— Short problem —
Repeat all of the material exactly as given.

========

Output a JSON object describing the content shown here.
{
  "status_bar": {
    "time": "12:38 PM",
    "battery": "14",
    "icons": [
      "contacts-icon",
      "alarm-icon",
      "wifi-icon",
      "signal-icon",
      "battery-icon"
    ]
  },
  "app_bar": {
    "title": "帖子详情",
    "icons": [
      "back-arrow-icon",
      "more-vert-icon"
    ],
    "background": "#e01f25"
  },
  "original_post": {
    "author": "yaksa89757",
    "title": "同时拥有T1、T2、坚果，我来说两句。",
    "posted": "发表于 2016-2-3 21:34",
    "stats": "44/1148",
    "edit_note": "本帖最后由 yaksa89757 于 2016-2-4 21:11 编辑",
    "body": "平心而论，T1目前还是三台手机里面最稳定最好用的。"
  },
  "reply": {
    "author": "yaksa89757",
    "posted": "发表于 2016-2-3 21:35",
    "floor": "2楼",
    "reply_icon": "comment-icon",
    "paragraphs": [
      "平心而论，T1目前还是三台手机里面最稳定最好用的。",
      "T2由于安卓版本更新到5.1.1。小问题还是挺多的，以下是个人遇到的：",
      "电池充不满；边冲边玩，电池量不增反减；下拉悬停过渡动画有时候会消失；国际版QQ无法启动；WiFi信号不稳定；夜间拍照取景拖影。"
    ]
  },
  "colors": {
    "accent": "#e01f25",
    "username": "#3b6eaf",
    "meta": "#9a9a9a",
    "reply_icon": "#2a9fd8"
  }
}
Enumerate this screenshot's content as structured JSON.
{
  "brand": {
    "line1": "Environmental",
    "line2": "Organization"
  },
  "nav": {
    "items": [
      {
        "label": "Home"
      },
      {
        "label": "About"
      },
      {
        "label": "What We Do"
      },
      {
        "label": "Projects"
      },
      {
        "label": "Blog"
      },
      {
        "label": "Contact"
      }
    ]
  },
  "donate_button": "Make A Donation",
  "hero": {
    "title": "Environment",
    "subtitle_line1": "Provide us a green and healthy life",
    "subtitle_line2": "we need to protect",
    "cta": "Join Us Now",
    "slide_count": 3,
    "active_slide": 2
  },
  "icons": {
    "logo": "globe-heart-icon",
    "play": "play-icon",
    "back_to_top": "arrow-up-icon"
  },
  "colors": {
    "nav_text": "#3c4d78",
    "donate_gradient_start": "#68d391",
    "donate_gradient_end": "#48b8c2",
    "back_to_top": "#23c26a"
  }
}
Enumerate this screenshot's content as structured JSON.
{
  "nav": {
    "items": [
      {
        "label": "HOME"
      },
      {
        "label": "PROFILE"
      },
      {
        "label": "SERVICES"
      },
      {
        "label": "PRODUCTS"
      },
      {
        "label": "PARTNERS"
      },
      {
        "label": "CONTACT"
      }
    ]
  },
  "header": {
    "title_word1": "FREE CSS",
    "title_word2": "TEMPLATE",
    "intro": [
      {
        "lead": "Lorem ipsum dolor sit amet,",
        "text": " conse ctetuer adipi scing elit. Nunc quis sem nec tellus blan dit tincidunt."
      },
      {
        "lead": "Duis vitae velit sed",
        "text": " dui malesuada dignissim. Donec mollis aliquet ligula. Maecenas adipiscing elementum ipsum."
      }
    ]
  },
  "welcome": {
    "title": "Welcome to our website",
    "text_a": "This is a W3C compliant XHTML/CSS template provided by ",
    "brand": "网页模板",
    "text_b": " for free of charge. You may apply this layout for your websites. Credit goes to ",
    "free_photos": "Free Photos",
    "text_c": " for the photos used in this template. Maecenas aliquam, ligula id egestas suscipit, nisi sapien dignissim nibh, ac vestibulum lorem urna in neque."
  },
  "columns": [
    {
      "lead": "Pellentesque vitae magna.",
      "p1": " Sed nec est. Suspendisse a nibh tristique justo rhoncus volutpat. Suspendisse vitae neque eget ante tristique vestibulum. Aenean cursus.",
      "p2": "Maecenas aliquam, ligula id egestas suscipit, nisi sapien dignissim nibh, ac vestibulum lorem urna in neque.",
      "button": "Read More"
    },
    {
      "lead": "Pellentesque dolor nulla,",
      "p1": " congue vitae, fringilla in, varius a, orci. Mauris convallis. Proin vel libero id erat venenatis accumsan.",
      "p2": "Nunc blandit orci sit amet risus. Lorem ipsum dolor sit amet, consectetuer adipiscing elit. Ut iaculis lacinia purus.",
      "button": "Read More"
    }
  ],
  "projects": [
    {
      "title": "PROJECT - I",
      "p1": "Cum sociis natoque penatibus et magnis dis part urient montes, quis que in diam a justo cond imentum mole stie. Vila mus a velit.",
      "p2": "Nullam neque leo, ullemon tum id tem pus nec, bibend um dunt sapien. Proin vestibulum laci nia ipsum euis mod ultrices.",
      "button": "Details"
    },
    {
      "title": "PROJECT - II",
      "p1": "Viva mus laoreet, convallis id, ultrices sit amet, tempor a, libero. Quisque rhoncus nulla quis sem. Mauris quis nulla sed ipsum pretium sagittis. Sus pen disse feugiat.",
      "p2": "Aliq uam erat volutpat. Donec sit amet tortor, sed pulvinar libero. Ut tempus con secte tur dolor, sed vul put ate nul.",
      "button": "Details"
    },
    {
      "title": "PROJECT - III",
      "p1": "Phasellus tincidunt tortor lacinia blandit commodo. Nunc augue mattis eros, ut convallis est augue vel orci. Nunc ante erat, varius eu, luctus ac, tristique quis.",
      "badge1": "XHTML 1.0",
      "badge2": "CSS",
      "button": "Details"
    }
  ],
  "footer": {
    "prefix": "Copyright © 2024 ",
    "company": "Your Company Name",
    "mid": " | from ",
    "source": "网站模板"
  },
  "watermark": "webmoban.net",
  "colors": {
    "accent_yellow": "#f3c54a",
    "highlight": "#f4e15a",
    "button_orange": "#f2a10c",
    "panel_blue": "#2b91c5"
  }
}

========

— Solution below —
Output a JSON object describing the content shown here.
{
  "status_bar": {
    "time": "12:38 PM",
    "battery": "14",
    "icons": [
      "contacts-icon",
      "alarm-icon",
      "wifi-icon",
      "signal-icon",
      "battery-icon"
    ]
  },
  "app_bar": {
    "title": "帖子详情",
    "icons": [
      "back-arrow-icon",
      "more-vert-icon"
    ],
    "background": "#e01f25"
  },
  "original_post": {
    "author": "yaksa89757",
    "title": "同时拥有T1、T2、坚果，我来说两句。",
    "posted": "发表于 2016-2-3 21:34",
    "stats": "44/1148",
    "edit_note": "本帖最后由 yaksa89757 于 2016-2-4 21:11 编辑",
    "body": "平心而论，T1目前还是三台手机里面最稳定最好用的。"
  },
  "reply": {
    "author": "yaksa89757",
    "posted": "发表于 2016-2-3 21:35",
    "floor": "2楼",
    "reply_icon": "comment-icon",
    "paragraphs": [
      "平心而论，T1目前还是三台手机里面最稳定最好用的。",
      "T2由于安卓版本更新到5.1.1。小问题还是挺多的，以下是个人遇到的：",
      "电池充不满；边冲边玩，电池量不增反减；下拉悬停过渡动画有时候会消失；国际版QQ无法启动；WiFi信号不稳定；夜间拍照取景拖影。"
    ]
  },
  "colors": {
    "accent": "#e01f25",
    "username": "#3b6eaf",
    "meta": "#9a9a9a",
    "reply_icon": "#2a9fd8"
  }
}
Enumerate this screenshot's content as structured JSON.
{
  "brand": {
    "line1": "Environmental",
    "line2": "Organization"
  },
  "nav": {
    "items": [
      {
        "label": "Home"
      },
      {
        "label": "About"
      },
      {
        "label": "What We Do"
      },
      {
        "label": "Projects"
      },
      {
        "label": "Blog"
      },
      {
        "label": "Contact"
      }
    ]
  },
  "donate_button": "Make A Donation",
  "hero": {
    "title": "Environment",
    "subtitle_line1": "Provide us a green and healthy life",
    "subtitle_line2": "we need to protect",
    "cta": "Join Us Now",
    "slide_count": 3,
    "active_slide": 2
  },
  "icons": {
    "logo": "globe-heart-icon",
    "play": "play-icon",
    "back_to_top": "arrow-up-icon"
  },
  "colors": {
    "nav_text": "#3c4d78",
    "donate_gradient_start": "#68d391",
    "donate_gradient_end": "#48b8c2",
    "back_to_top": "#23c26a"
  }
}
Enumerate this screenshot's content as structured JSON.
{
  "nav": {
    "items": [
      {
        "label": "HOME"
      },
      {
        "label": "PROFILE"
      },
      {
        "label": "SERVICES"
      },
      {
        "label": "PRODUCTS"
      },
      {
        "label": "PARTNERS"
      },
      {
        "label": "CONTACT"
      }
    ]
  },
  "header": {
    "title_word1": "FREE CSS",
    "title_word2": "TEMPLATE",
    "intro": [
      {
        "lead": "Lorem ipsum dolor sit amet,",
        "text": " conse ctetuer adipi scing elit. Nunc quis sem nec tellus blan dit tincidunt."
      },
      {
        "lead": "Duis vitae velit sed",
        "text": " dui malesuada dignissim. Donec mollis aliquet ligula. Maecenas adipiscing elementum ipsum."
      }
    ]
  },
  "welcome": {
    "title": "Welcome to our website",
    "text_a": "This is a W3C compliant XHTML/CSS template provided by ",
    "brand": "网页模板",
    "text_b": " for free of charge. You may apply this layout for your websites. Credit goes to ",
    "free_photos": "Free Photos",
    "text_c": " for the photos used in this template. Maecenas aliquam, ligula id egestas suscipit, nisi sapien dignissim nibh, ac vestibulum lorem urna in neque."
  },
  "columns": [
    {
      "lead": "Pellentesque vitae magna.",
      "p1": " Sed nec est. Suspendisse a nibh tristique justo rhoncus volutpat. Suspendisse vitae neque eget ante tristique vestibulum. Aenean cursus.",
      "p2": "Maecenas aliquam, ligula id egestas suscipit, nisi sapien dignissim nibh, ac vestibulum lorem urna in neque.",
      "button": "Read More"
    },
    {
      "lead": "Pellentesque dolor nulla,",
      "p1": " congue vitae, fringilla in, varius a, orci. Mauris convallis. Proin vel libero id erat venenatis accumsan.",
      "p2": "Nunc blandit orci sit amet risus. Lorem ipsum dolor sit amet, consectetuer adipiscing elit. Ut iaculis lacinia purus.",
      "button": "Read More"
    }
  ],
  "projects": [
    {
      "title": "PROJECT - I",
      "p1": "Cum sociis natoque penatibus et magnis dis part urient montes, quis que in diam a justo cond imentum mole stie. Vila mus a velit.",
      "p2": "Nullam neque leo, ullemon tum id tem pus nec, bibend um dunt sapien. Proin vestibulum laci nia ipsum euis mod ultrices.",
      "button": "Details"
    },
    {
      "title": "PROJECT - II",
      "p1": "Viva mus laoreet, convallis id, ultrices sit amet, tempor a, libero. Quisque rhoncus nulla quis sem. Mauris quis nulla sed ipsum pretium sagittis. Sus pen disse feugiat.",
      "p2": "Aliq uam erat volutpat. Donec sit amet tortor, sed pulvinar libero. Ut tempus con secte tur dolor, sed vul put ate nul.",
      "button": "Details"
    },
    {
      "title": "PROJECT - III",
      "p1": "Phasellus tincidunt tortor lacinia blandit commodo. Nunc augue mattis eros, ut convallis est augue vel orci. Nunc ante erat, varius eu, luctus ac, tristique quis.",
      "badge1": "XHTML 1.0",
      "badge2": "CSS",
      "button": "Details"
    }
  ],
  "footer": {
    "prefix": "Copyright © 2024 ",
    "company": "Your Company Name",
    "mid": " | from ",
    "source": "网站模板"
  },
  "watermark": "webmoban.net",
  "colors": {
    "accent_yellow": "#f3c54a",
    "highlight": "#f4e15a",
    "button_orange": "#f2a10c",
    "panel_blue": "#2b91c5"
  }
}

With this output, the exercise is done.